# Work instructions
Give the number of lines containing "appointment" in this listing, with no other words.

>> BEGIN Working data

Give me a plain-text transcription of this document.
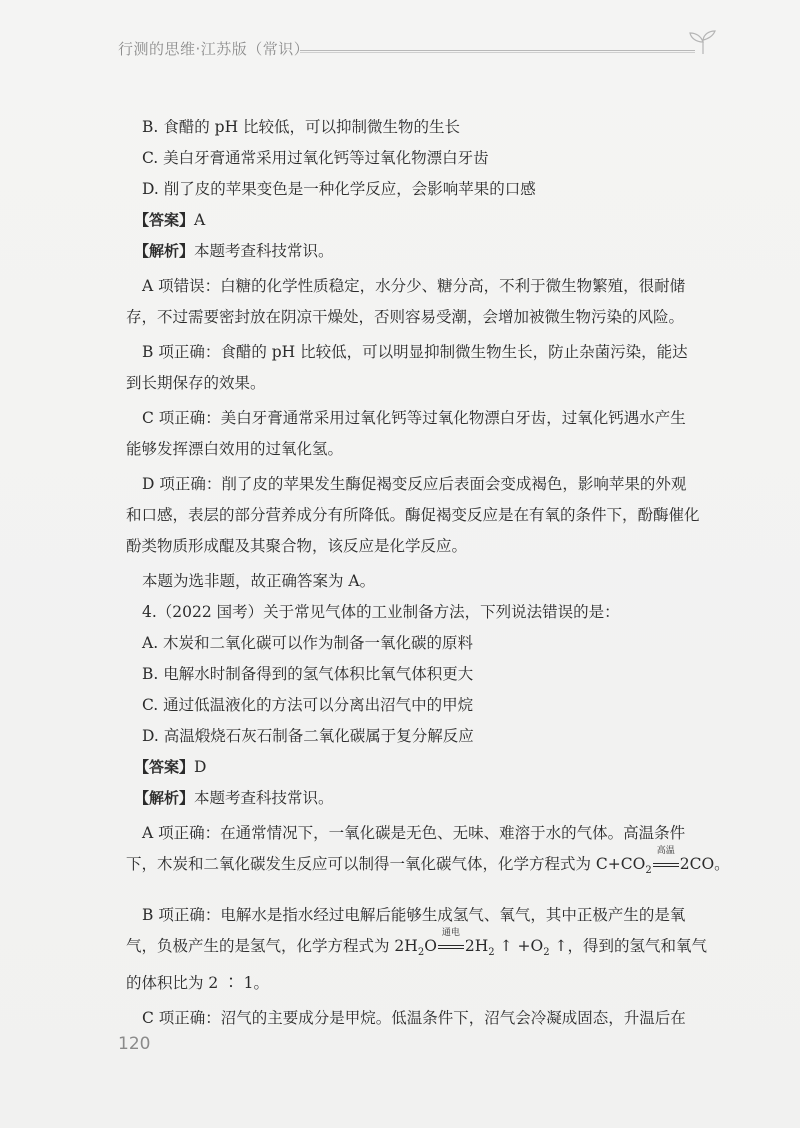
行测的思维·江苏版（常识）

B. 食醋的 pH 比较低，可以抑制微生物的生长

C. 美白牙膏通常采用过氧化钙等过氧化物漂白牙齿

D. 削了皮的苹果变色是一种化学反应，会影响苹果的口感

【答案】A

【解析】本题考查科技常识。

A 项错误：白糖的化学性质稳定，水分少、糖分高，不利于微生物繁殖，很耐储

存，不过需要密封放在阴凉干燥处，否则容易受潮，会增加被微生物污染的风险。

B 项正确：食醋的 pH 比较低，可以明显抑制微生物生长，防止杂菌污染，能达

到长期保存的效果。

C 项正确：美白牙膏通常采用过氧化钙等过氧化物漂白牙齿，过氧化钙遇水产生

能够发挥漂白效用的过氧化氢。

D 项正确：削了皮的苹果发生酶促褐变反应后表面会变成褐色，影响苹果的外观

和口感，表层的部分营养成分有所降低。酶促褐变反应是在有氧的条件下，酚酶催化

酚类物质形成醌及其聚合物，该反应是化学反应。

本题为选非题，故正确答案为 A。

4.（2022 国考）关于常见气体的工业制备方法，下列说法错误的是：

A. 木炭和二氧化碳可以作为制备一氧化碳的原料

B. 电解水时制备得到的氢气体积比氧气体积更大

C. 通过低温液化的方法可以分离出沼气中的甲烷

D. 高温煅烧石灰石制备二氧化碳属于复分解反应

【答案】D

【解析】本题考查科技常识。

A 项正确：在通常情况下，一氧化碳是无色、无味、难溶于水的气体。高温条件

下，木炭和二氧化碳发生反应可以制得一氧化碳气体，化学方程式为 $C+CO_2$
高温
2CO。

B 项正确：电解水是指水经过电解后能够生成氢气、氧气，其中正极产生的是氧

气，负极产生的是氢气，化学方程式为 $2H_2O$
通电
$2H_2$ ↑ $+O_2$ ↑，得到的氢气和氧气

的体积比为 2 ∶ 1。

C 项正确：沼气的主要成分是甲烷。低温条件下，沼气会冷凝成固态，升温后在

120
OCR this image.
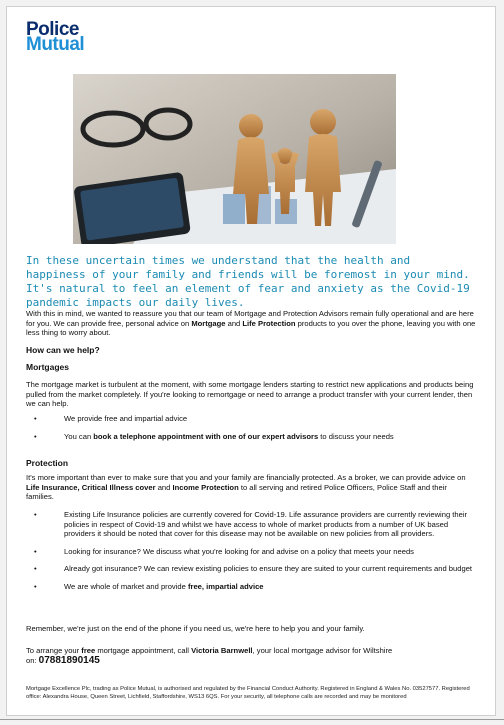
Police
Mutual
In these uncertain times we understand that the health and happiness of your family and friends will be foremost in your mind. It's natural to feel an element of fear and anxiety as the Covid-19 pandemic impacts our daily lives.
With this in mind, we wanted to reassure you that our team of Mortgage and Protection Advisors remain fully operational and are here for you. We can provide free, personal advice on Mortgage and Life Protection products to you over the phone, leaving you with one less thing to worry about.
How can we help?
Mortgages
The mortgage market is turbulent at the moment, with some mortgage lenders starting to restrict new applications and products being pulled from the market completely. If you're looking to remortgage or need to arrange a product transfer with your current lender, then we can help.
•	We provide free and impartial advice
•	You can book a telephone appointment with one of our expert advisors to discuss your needs
Protection
It's more important than ever to make sure that you and your family are financially protected. As a broker, we can provide advice on Life Insurance, Critical Illness cover and Income Protection to all serving and retired Police Officers, Police Staff and their families.
•	Existing Life Insurance policies are currently covered for Covid-19. Life assurance providers are currently reviewing their policies in respect of Covid-19 and whilst we have access to whole of market products from a number of UK based providers it should be noted that cover for this disease may not be available on new policies from all providers.
•	Looking for insurance? We discuss what you're looking for and advise on a policy that meets your needs
•	Already got insurance? We can review existing policies to ensure they are suited to your current requirements and budget
•	We are whole of market and provide free, impartial advice
Remember, we're just on the end of the phone if you need us, we're here to help you and your family.
To arrange your free mortgage appointment, call Victoria Barnwell, your local mortgage advisor for Wiltshire
on: 07881890145
Mortgage Excellence Plc, trading as Police Mutual, is authorised and regulated by the Financial Conduct Authority. Registered in England & Wales No. 03527577. Registered office: Alexandra House, Queen Street, Lichfield, Staffordshire, WS13 6QS. For your security, all telephone calls are recorded and may be monitored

>> END Working data

# Result of the exercise
2